* **SUPPLIED RECORDS**:
**********

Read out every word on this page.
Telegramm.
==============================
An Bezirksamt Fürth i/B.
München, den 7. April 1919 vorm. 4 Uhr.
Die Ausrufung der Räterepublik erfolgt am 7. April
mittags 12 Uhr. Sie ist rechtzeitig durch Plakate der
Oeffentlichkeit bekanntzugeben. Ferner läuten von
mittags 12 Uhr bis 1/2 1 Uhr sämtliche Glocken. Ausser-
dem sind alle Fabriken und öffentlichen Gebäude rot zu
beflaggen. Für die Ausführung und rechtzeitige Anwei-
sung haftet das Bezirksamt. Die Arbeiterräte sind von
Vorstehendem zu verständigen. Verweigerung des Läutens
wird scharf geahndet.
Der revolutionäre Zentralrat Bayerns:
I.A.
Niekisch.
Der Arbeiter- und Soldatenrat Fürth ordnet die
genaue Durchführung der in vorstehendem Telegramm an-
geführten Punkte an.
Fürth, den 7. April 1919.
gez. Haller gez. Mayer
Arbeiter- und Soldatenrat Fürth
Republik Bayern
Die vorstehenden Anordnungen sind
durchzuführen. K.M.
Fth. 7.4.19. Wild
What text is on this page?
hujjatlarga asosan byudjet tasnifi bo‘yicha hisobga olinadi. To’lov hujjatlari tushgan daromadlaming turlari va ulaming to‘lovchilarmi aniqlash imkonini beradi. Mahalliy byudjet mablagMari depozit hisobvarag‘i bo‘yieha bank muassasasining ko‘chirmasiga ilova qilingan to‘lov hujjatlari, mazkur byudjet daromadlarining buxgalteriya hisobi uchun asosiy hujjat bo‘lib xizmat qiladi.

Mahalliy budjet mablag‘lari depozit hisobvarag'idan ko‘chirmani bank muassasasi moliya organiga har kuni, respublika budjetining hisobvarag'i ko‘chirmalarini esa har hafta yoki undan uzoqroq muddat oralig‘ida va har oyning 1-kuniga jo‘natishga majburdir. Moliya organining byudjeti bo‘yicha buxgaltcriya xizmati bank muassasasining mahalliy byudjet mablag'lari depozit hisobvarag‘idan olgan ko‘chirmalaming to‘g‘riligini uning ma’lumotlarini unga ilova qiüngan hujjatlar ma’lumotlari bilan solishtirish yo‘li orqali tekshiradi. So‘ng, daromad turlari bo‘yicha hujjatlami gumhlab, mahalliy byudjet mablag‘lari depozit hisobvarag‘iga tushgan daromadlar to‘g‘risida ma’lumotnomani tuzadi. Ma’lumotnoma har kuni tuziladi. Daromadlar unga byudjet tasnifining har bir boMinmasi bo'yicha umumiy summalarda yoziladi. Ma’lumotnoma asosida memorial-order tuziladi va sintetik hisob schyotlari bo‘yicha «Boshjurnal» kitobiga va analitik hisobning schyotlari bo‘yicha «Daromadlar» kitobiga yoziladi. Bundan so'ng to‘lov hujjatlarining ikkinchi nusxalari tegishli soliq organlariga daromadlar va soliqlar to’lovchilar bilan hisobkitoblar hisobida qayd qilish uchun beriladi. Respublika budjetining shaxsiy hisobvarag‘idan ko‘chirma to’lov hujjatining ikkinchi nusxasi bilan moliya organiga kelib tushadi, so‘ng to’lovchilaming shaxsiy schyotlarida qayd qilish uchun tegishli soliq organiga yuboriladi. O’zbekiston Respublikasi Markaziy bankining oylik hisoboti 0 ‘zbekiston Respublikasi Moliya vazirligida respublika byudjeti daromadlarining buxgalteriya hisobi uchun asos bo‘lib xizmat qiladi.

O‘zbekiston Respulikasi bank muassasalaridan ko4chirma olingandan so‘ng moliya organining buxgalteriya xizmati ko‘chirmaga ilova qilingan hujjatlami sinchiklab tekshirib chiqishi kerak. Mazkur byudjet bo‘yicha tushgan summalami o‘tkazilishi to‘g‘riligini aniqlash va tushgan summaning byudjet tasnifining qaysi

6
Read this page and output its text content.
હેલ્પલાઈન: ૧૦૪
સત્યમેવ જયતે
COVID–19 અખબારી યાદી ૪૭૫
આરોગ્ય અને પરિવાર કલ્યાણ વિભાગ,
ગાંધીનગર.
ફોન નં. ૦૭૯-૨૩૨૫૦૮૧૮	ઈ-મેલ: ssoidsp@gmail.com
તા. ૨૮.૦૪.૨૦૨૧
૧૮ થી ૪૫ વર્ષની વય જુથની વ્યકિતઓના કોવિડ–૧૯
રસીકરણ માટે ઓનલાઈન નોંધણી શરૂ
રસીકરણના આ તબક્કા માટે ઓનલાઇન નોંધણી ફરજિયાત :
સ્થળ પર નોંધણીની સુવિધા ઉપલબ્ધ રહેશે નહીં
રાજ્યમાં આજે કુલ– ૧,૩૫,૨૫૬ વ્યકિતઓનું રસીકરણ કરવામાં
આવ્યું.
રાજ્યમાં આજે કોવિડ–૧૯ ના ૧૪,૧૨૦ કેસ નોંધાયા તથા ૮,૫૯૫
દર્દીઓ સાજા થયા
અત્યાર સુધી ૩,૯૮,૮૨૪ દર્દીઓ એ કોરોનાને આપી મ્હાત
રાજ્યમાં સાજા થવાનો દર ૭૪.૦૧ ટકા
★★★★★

**********

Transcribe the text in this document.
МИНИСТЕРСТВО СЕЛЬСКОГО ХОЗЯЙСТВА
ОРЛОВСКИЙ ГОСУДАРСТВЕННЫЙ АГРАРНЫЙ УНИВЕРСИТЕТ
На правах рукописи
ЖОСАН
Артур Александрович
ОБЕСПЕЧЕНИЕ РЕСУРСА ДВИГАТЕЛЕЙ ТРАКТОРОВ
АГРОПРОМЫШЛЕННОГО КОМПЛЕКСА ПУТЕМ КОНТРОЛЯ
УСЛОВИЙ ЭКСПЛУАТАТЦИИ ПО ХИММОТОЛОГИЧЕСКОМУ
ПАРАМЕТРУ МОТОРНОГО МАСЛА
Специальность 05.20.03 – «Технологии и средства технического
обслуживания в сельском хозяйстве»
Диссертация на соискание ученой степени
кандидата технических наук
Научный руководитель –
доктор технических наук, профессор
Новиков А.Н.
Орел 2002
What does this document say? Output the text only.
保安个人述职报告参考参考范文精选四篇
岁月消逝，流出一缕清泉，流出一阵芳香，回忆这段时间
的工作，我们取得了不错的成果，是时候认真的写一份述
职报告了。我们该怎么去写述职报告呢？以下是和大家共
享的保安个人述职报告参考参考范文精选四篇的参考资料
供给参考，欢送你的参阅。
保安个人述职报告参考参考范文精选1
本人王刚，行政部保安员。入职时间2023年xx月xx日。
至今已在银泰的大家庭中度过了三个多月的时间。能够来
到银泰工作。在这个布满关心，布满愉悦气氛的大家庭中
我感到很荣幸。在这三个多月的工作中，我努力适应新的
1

**********

* **WORK TO COMPLETE**: Filter out all lines lacking the word "document" and copy the rest.

* **EXPECTED ANSWER**:
Transcribe the text in this document.
What does this document say? Output the text only.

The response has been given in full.